Problem to work on
Reproduce all of the data that follows, character for character.

>> BEGIN

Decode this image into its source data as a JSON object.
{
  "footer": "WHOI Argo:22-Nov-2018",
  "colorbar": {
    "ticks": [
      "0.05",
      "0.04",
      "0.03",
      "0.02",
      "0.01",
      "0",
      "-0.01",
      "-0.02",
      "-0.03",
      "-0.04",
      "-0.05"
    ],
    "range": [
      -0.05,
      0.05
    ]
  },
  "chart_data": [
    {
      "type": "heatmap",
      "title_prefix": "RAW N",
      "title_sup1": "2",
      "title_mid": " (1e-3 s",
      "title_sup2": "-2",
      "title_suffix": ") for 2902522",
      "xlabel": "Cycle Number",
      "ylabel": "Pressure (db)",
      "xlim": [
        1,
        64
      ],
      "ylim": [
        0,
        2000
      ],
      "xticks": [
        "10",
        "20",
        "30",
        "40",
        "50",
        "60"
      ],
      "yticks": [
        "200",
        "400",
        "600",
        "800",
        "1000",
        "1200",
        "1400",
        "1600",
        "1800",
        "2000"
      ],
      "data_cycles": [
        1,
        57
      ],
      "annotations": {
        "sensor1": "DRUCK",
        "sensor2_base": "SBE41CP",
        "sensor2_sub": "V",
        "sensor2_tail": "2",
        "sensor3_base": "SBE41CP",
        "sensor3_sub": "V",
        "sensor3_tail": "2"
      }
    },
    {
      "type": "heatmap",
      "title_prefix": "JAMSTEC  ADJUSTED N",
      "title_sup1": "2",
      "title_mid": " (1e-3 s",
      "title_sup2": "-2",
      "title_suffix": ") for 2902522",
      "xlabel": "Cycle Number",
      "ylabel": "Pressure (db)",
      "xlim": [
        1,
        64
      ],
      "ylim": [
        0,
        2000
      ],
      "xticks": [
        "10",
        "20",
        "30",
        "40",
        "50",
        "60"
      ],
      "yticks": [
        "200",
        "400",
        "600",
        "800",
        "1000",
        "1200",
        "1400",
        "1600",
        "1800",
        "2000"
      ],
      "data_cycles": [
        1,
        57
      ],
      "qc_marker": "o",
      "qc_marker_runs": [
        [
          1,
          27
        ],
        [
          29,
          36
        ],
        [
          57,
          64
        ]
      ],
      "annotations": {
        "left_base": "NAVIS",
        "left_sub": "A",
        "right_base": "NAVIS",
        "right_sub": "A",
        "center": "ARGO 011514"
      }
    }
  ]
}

>> END

Answer to the task
Decode this image into its source data as a JSON object.
{
  "footer": "WHOI Argo:22-Nov-2018",
  "colorbar": {
    "ticks": [
      "0.05",
      "0.04",
      "0.03",
      "0.02",
      "0.01",
      "0",
      "-0.01",
      "-0.02",
      "-0.03",
      "-0.04",
      "-0.05"
    ],
    "range": [
      -0.05,
      0.05
    ]
  },
  "chart_data": [
    {
      "type": "heatmap",
      "title_prefix": "RAW N",
      "title_sup1": "2",
      "title_mid": " (1e-3 s",
      "title_sup2": "-2",
      "title_suffix": ") for 2902522",
      "xlabel": "Cycle Number",
      "ylabel": "Pressure (db)",
      "xlim": [
        1,
        64
      ],
      "ylim": [
        0,
        2000
      ],
      "xticks": [
        "10",
        "20",
        "30",
        "40",
        "50",
        "60"
      ],
      "yticks": [
        "200",
        "400",
        "600",
        "800",
        "1000",
        "1200",
        "1400",
        "1600",
        "1800",
        "2000"
      ],
      "data_cycles": [
        1,
        57
      ],
      "annotations": {
        "sensor1": "DRUCK",
        "sensor2_base": "SBE41CP",
        "sensor2_sub": "V",
        "sensor2_tail": "2",
        "sensor3_base": "SBE41CP",
        "sensor3_sub": "V",
        "sensor3_tail": "2"
      }
    },
    {
      "type": "heatmap",
      "title_prefix": "JAMSTEC  ADJUSTED N",
      "title_sup1": "2",
      "title_mid": " (1e-3 s",
      "title_sup2": "-2",
      "title_suffix": ") for 2902522",
      "xlabel": "Cycle Number",
      "ylabel": "Pressure (db)",
      "xlim": [
        1,
        64
      ],
      "ylim": [
        0,
        2000
      ],
      "xticks": [
        "10",
        "20",
        "30",
        "40",
        "50",
        "60"
      ],
      "yticks": [
        "200",
        "400",
        "600",
        "800",
        "1000",
        "1200",
        "1400",
        "1600",
        "1800",
        "2000"
      ],
      "data_cycles": [
        1,
        57
      ],
      "qc_marker": "o",
      "qc_marker_runs": [
        [
          1,
          27
        ],
        [
          29,
          36
        ],
        [
          57,
          64
        ]
      ],
      "annotations": {
        "left_base": "NAVIS",
        "left_sub": "A",
        "right_base": "NAVIS",
        "right_sub": "A",
        "center": "ARGO 011514"
      }
    }
  ]
}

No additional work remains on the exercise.